- Task to carry out:
Repeat every entry exactly. Pictures stay out.

[Data records]
● ● ●
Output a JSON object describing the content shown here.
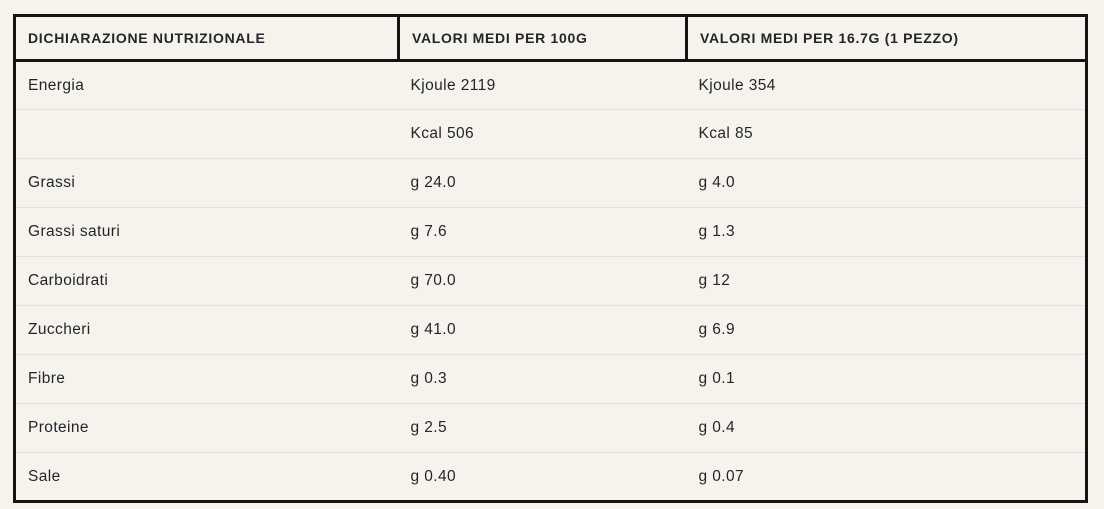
{
  "table": {
    "columns": [
      "DICHIARAZIONE NUTRIZIONALE",
      "VALORI MEDI PER 100G",
      "VALORI MEDI PER 16.7G (1 PEZZO)"
    ],
    "rows": [
      [
        "Energia",
        "Kjoule 2119",
        "Kjoule 354"
      ],
      [
        "",
        "Kcal 506",
        "Kcal 85"
      ],
      [
        "Grassi",
        "g 24.0",
        "g 4.0"
      ],
      [
        "Grassi saturi",
        "g 7.6",
        "g 1.3"
      ],
      [
        "Carboidrati",
        "g 70.0",
        "g 12"
      ],
      [
        "Zuccheri",
        "g 41.0",
        "g 6.9"
      ],
      [
        "Fibre",
        "g 0.3",
        "g 0.1"
      ],
      [
        "Proteine",
        "g 2.5",
        "g 0.4"
      ],
      [
        "Sale",
        "g 0.40",
        "g 0.07"
      ]
    ],
    "colors": {
      "background": "#f5f3ec",
      "border_dark": "#141414",
      "divider_light": "#dfe4df",
      "text": "#22262b"
    }
  },
  "chart_data": {
    "type": "table",
    "title": "DICHIARAZIONE NUTRIZIONALE",
    "columns": [
      "DICHIARAZIONE NUTRIZIONALE",
      "VALORI MEDI PER 100G",
      "VALORI MEDI PER 16.7G (1 PEZZO)"
    ],
    "rows": [
      {
        "label": "Energia",
        "per_100g": "Kjoule 2119",
        "per_piece": "Kjoule 354"
      },
      {
        "label": "",
        "per_100g": "Kcal 506",
        "per_piece": "Kcal 85"
      },
      {
        "label": "Grassi",
        "per_100g": "g 24.0",
        "per_piece": "g 4.0"
      },
      {
        "label": "Grassi saturi",
        "per_100g": "g 7.6",
        "per_piece": "g 1.3"
      },
      {
        "label": "Carboidrati",
        "per_100g": "g 70.0",
        "per_piece": "g 12"
      },
      {
        "label": "Zuccheri",
        "per_100g": "g 41.0",
        "per_piece": "g 6.9"
      },
      {
        "label": "Fibre",
        "per_100g": "g 0.3",
        "per_piece": "g 0.1"
      },
      {
        "label": "Proteine",
        "per_100g": "g 2.5",
        "per_piece": "g 0.4"
      },
      {
        "label": "Sale",
        "per_100g": "g 0.40",
        "per_piece": "g 0.07"
      }
    ]
  }
}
● ● ●
- Result for this task:
Output a JSON object describing the content shown here.
{
  "table": {
    "columns": [
      "DICHIARAZIONE NUTRIZIONALE",
      "VALORI MEDI PER 100G",
      "VALORI MEDI PER 16.7G (1 PEZZO)"
    ],
    "rows": [
      [
        "Energia",
        "Kjoule 2119",
        "Kjoule 354"
      ],
      [
        "",
        "Kcal 506",
        "Kcal 85"
      ],
      [
        "Grassi",
        "g 24.0",
        "g 4.0"
      ],
      [
        "Grassi saturi",
        "g 7.6",
        "g 1.3"
      ],
      [
        "Carboidrati",
        "g 70.0",
        "g 12"
      ],
      [
        "Zuccheri",
        "g 41.0",
        "g 6.9"
      ],
      [
        "Fibre",
        "g 0.3",
        "g 0.1"
      ],
      [
        "Proteine",
        "g 2.5",
        "g 0.4"
      ],
      [
        "Sale",
        "g 0.40",
        "g 0.07"
      ]
    ],
    "colors": {
      "background": "#f5f3ec",
      "border_dark": "#141414",
      "divider_light": "#dfe4df",
      "text": "#22262b"
    }
  },
  "chart_data": {
    "type": "table",
    "title": "DICHIARAZIONE NUTRIZIONALE",
    "columns": [
      "DICHIARAZIONE NUTRIZIONALE",
      "VALORI MEDI PER 100G",
      "VALORI MEDI PER 16.7G (1 PEZZO)"
    ],
    "rows": [
      {
        "label": "Energia",
        "per_100g": "Kjoule 2119",
        "per_piece": "Kjoule 354"
      },
      {
        "label": "",
        "per_100g": "Kcal 506",
        "per_piece": "Kcal 85"
      },
      {
        "label": "Grassi",
        "per_100g": "g 24.0",
        "per_piece": "g 4.0"
      },
      {
        "label": "Grassi saturi",
        "per_100g": "g 7.6",
        "per_piece": "g 1.3"
      },
      {
        "label": "Carboidrati",
        "per_100g": "g 70.0",
        "per_piece": "g 12"
      },
      {
        "label": "Zuccheri",
        "per_100g": "g 41.0",
        "per_piece": "g 6.9"
      },
      {
        "label": "Fibre",
        "per_100g": "g 0.3",
        "per_piece": "g 0.1"
      },
      {
        "label": "Proteine",
        "per_100g": "g 2.5",
        "per_piece": "g 0.4"
      },
      {
        "label": "Sale",
        "per_100g": "g 0.40",
        "per_piece": "g 0.07"
      }
    ]
  }
}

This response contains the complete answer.